* Brano scelto *
══════

Metafora e mito instancabilmente spostano i confini del linguaggio umano verso orizzonti nuovi intravisti dalla capacità mimetica e simulatrice delle nostre facoltà cerebrali, e diventano una strada che accresce la conoscenza, sondando il mistero che l'uomo è a se' stesso. L'arte è una modalità diversa dalla sperimentazione scientifica e dai suoi codici e tuttavia appartiene di diritto all'esperienza umana più profonda.

La tragica vicenda storica della distruzione dei Templari, così come l'"oscuro" Medioevo, hanno suscitato in ognuna delle epoche successive, l'addensarsi di una variopinta congerie di "mitemi" dalle più diverse origini e provenienza. Sono entrati in circolazione racconti, cioè miti, che hanno dato a qualcuno l'impressione di poter riconfigurare e ricostituire in unità, l'incredibile complessità di quel mondo, che si ostina a non poter essere dimenticato, perché ancora ci affascina. Ma è un mondo che tiene in scacco noi posteri, abituati a vivere in realtà irrimediabilmente più semplici e compatte, almeno per chi vive in superficie. Si tratta di materiali eterogenei che ci promettono trame capaci di svelare tutto il mistero delle radici del nostro presente, grazie a elementi che si concatenano e si confortano solo per un breve lasso di tempo per poi decomporsi e subire continue metamorfosi fino a riconfluire in sviluppi del tutto inestricabili e indecifrabili.

══════

[Materiale tratto da un dataset]

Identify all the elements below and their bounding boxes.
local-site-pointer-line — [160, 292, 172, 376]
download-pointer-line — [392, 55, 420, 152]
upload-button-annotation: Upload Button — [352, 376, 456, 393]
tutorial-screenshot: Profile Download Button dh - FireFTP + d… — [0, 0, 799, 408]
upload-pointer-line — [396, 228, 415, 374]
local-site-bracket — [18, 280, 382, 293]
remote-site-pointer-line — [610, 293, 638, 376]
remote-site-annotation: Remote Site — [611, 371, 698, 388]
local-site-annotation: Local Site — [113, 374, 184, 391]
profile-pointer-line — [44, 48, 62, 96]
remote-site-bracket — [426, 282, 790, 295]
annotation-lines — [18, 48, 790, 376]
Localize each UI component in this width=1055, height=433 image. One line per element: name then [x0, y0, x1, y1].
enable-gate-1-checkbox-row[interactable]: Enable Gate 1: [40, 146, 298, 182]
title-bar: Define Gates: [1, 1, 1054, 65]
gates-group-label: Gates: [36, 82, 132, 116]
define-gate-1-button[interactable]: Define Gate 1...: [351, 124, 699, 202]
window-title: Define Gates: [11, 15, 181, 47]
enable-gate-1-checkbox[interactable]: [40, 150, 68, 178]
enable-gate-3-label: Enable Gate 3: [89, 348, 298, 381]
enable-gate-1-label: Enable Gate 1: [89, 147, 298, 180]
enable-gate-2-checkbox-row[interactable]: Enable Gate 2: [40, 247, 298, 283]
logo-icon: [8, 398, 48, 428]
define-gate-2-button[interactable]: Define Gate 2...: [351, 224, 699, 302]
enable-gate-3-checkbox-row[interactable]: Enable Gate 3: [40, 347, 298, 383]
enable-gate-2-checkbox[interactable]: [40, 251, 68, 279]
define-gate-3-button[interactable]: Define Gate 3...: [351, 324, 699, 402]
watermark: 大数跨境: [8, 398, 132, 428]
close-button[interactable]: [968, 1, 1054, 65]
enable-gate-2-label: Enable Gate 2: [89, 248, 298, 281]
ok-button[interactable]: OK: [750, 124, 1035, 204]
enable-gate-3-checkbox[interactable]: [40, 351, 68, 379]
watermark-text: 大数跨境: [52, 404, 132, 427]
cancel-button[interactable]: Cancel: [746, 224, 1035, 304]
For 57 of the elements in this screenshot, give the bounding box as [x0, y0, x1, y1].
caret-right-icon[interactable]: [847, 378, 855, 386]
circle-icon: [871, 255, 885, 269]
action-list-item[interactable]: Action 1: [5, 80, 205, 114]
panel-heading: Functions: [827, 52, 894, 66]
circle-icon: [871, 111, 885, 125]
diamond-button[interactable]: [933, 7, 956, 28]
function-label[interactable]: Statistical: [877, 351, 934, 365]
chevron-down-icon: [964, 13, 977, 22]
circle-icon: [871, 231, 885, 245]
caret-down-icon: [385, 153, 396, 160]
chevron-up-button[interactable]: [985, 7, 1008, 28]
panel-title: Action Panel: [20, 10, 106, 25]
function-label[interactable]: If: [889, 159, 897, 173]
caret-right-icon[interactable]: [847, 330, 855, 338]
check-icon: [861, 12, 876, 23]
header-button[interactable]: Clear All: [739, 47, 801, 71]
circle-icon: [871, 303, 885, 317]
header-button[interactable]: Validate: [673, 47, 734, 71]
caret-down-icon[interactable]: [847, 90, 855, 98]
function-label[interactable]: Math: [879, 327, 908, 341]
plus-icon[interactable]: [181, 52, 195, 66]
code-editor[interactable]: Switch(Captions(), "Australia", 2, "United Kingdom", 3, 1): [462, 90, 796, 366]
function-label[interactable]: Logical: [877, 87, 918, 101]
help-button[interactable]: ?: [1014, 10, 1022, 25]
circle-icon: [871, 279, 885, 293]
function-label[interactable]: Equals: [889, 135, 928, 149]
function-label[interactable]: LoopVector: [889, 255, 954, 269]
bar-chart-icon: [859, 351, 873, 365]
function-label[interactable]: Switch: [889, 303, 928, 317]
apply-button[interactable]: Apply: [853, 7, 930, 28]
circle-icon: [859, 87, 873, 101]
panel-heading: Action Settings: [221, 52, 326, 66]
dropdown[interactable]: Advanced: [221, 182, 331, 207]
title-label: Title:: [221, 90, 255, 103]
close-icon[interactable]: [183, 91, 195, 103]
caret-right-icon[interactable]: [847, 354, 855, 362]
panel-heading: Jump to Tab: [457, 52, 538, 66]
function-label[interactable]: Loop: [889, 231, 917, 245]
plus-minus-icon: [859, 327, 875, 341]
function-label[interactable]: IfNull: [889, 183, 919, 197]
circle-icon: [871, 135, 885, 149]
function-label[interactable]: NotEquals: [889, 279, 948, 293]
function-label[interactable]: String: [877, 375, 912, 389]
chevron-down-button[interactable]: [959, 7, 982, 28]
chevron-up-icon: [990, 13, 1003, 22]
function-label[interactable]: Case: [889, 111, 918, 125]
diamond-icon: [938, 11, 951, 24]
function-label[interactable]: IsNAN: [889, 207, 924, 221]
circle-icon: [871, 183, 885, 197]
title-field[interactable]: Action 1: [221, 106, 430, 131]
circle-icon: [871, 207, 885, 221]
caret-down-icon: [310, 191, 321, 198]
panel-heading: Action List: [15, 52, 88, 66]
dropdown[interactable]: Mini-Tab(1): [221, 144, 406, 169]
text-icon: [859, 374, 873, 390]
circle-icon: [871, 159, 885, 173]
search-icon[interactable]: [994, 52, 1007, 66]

══════

* Compiti da svolgere *
A: Riscrivi in forma di elenco puntato il paragrafo del brano che comincia con "La tragica vicenda storica", mantenendone i fatti principali.
B: Riassumi il brano in due frasi.

* Risposte ai compiti *
A:
- La distruzione dei Templari e il Medioevo "oscuro" hanno fatto nascere, in ogni epoca successiva, un insieme vario di "mitemi" di origini diverse.
- Questi racconti, cioè miti, hanno dato ad alcuni l'impressione di poter ricomporre in unità la complessità di quel mondo, che non si lascia dimenticare perché ancora affascina.
- Quel mondo mette in difficoltà i posteri, abituati a realtà molto più semplici e compatte.
- Si tratta di materiali eterogenei che promettono di svelare il mistero delle radici del presente. I loro elementi però stanno insieme solo per poco tempo, poi si decompongono e si trasformano fino a diventare inestricabili e indecifrabili.

B: Metafora e mito spostano i confini del linguaggio umano e accrescono la conoscenza, mentre l'arte, pur diversa dalla sperimentazione scientifica, appartiene all'esperienza umana più profonda. La distruzione dei Templari e il Medioevo hanno generato nelle epoche successive molti miti, che danno l'impressione di ricomporre quel mondo complesso e promettono di svelare le radici del presente, ma i loro elementi si decompongono e si trasformano fino a diventare indecifrabili.